START Text under study

Supported by the U.S. President’s Emergency Plan for AIDS Relief (PEPFAR) in Mozambique,CMFD worked with the residents of Chamanculo, a peri-urban community of Maputo, to create music and illustrated comic stories to promote HIV/AIDS awareness and prevention, and inspire youth to know their HIV status. The music was also perfromed at a community concert, distributed to radio stations, and became part of local band Sigauque Project’s regular repertoire of songs.The project used the youth friendly mediums of music and comics to encourage dialogue, new perspectives and behaviours.
The project activities included:
Writing and production of two songs related to HIV/AIDS
Using a participatory process we worked with local music group Sigauque Project to create two songs about HIV.
The two new songs are a lively passada, and rap mix with guest rapper “Mr. Brains.” The creation of Canadian-born Daniel Walter, most of the tunes played by Sigauque Project were originally created and recorded by CMFD Productions as part of radio and music for social change projects.
A community concert was held, which also served and launched the youth comic campaign. The youth-event took place in a central part of the community in the afternoon, open to everyone. An MC/ animator hosted the concert and provide continuity, as well as talked to the audience in a fun and entertaining way about HIV. Between sets, HIV related contests was held with T-shirts as prizes.
The 12 wall comics have been produced in collaboration with local young people. They have being posted in 100 places, one per week over a three month period, in high traffic areas, for example in clinics, schools, on shop walls, near the market, drinking spots, etc. Designed or youth, the light-hearted and comical stories cover a range issues, such using condoms, peer pressure, having multiple partners, and transactional sex.Unlike comic books, which a person is more likely to read alone, wall comics posted in public places tend to be read by groups of people together, thus encouraging community dialogue as people react to and discuss the stories they read. Key issues and storylines will be determined as part of the process, but may include addressing the following in the context of HIV prevention.
-No means no – sexual violence
- Alcohol abuse
- Coping with peer pressure
- Prevention – using condoms
- Prevention – girls responses to persuasion
- Dangers of transactional sex
- Getting tested
- Multiple concurrent partnerships as a risk
While information may be increasing about the basics of HIV prevention. The project will not only create awareness and provide information about HIV, but also challenge attitudes, stereotypes and the generally accepted social norms that contribute to negative attitudes and behaviors. However, it will do so by encouraging the community to analyse itsown challenge and risk behaviors, and prosing possible solutions.
By putting young people at the forefront of this intervention, it is expected that the project will result in:
- increased awareness and information about HIV prevention and services available;
- increased dialogue among youth, as well as the community at large, about HIV as well as harmful norms, habits, and attitudes;
- new perspectives and understanding among youth and the community about how such factors, as well as GBV and alcohol, encourage risky behaviours;
- greater awareness among young women about the risks specific to them, and their own ability to prevent HIV; and
- a sense of pride among youth and the community about media generated by this community, for this community.

END Text under study

## Problem set:
(a) From the CMFD project description, copy the passage from "Supported by the" up to and including "perspectives and behaviours.", replacing "comics" with "cartoons".
(b) Rewrite the paragraph of the CMFD project description that begins "A community concert was held" as a bulleted list that keeps its main facts.
(c) List every example the CMFD project description gives of a place where the wall comics were posted.

START Entries supplied

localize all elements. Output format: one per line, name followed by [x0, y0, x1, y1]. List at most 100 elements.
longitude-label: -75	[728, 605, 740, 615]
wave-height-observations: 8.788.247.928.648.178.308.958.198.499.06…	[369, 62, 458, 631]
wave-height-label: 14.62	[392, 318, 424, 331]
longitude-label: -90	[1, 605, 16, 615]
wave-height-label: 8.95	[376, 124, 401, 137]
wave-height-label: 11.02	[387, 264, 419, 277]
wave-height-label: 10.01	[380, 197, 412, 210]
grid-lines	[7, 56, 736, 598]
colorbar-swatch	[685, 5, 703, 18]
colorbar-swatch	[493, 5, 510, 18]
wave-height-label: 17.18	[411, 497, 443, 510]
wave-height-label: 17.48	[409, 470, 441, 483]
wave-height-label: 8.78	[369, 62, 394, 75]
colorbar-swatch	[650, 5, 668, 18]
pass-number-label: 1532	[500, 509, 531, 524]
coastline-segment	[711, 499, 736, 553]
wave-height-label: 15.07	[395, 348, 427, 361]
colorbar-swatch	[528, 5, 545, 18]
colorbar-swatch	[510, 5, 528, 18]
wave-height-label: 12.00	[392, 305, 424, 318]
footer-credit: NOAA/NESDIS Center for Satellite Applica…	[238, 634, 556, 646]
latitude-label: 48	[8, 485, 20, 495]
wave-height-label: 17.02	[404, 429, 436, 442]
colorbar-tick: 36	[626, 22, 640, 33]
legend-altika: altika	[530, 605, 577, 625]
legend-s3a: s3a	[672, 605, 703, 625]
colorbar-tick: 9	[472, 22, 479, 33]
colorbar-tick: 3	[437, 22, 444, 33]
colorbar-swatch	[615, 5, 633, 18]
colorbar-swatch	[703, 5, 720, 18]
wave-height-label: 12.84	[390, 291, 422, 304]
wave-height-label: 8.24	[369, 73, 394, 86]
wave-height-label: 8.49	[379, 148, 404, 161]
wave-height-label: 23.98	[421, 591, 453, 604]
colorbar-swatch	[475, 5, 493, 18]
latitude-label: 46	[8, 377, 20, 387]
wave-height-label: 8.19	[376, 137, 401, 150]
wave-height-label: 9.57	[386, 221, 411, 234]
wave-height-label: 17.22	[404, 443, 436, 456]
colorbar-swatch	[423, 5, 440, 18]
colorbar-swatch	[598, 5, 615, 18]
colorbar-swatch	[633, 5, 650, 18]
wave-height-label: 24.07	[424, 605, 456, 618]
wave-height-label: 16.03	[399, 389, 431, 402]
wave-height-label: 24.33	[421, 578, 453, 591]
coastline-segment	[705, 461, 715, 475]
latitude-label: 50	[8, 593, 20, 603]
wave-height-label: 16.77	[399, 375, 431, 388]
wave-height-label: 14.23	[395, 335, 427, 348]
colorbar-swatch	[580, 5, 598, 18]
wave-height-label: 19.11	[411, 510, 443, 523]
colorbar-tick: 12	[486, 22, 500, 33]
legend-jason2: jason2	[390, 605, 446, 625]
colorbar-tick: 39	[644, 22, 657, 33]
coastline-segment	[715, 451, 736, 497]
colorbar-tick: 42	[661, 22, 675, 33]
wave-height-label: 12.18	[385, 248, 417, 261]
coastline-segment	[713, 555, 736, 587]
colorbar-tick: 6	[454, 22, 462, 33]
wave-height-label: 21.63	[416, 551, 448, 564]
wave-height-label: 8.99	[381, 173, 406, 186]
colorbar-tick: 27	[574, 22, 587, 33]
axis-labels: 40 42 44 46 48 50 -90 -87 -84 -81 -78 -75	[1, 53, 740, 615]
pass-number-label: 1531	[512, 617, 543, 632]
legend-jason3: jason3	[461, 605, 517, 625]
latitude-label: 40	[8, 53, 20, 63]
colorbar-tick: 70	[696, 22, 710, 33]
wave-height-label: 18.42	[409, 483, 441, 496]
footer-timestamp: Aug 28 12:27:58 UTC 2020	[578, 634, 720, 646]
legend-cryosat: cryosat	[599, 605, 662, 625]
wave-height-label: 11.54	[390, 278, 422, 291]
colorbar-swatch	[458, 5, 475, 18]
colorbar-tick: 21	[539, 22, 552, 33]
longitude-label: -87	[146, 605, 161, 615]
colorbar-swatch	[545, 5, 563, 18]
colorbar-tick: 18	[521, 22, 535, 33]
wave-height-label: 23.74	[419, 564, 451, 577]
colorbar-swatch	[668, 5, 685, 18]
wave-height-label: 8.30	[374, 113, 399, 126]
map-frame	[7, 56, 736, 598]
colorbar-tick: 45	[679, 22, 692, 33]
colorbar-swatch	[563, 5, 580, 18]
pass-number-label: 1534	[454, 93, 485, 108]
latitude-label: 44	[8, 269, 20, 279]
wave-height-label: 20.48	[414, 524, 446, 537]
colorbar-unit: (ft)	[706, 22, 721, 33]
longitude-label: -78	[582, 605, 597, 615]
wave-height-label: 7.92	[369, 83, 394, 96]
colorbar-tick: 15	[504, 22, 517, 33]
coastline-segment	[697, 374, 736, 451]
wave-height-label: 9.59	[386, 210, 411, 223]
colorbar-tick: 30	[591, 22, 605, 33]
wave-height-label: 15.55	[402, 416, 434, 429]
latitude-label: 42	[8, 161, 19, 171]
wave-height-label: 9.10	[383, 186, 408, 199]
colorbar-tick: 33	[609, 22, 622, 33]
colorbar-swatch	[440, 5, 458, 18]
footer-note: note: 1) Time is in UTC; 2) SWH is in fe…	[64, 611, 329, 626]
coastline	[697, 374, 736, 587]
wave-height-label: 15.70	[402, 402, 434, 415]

END Entries supplied

## Solutions by task:
(a)
Supported by the U.S. President’s Emergency Plan for AIDS Relief (PEPFAR) in Mozambique,CMFD worked with the residents of Chamanculo, a peri-urban community of Maputo, to create music and illustrated comic stories to promote HIV/AIDS awareness and prevention, and inspire youth to know their HIV status. The music was also perfromed at a community concert, distributed to radio stations, and became part of local band Sigauque Project’s regular repertoire of songs.The project used the youth friendly mediums of music and cartoons to encourage dialogue, new perspectives and behaviours.

(b)
- A community concert was held and also launched the youth comic campaign.
- It took place in the afternoon in a central part of the community and was open to everyone.
- An MC/animator hosted, provided continuity and talked to the audience about HIV in a fun and entertaining way.
- Between sets, HIV-related contests were held with T-shirts as prizes.

(c)
- clinics
- schools
- shop walls
- near the market
- drinking spots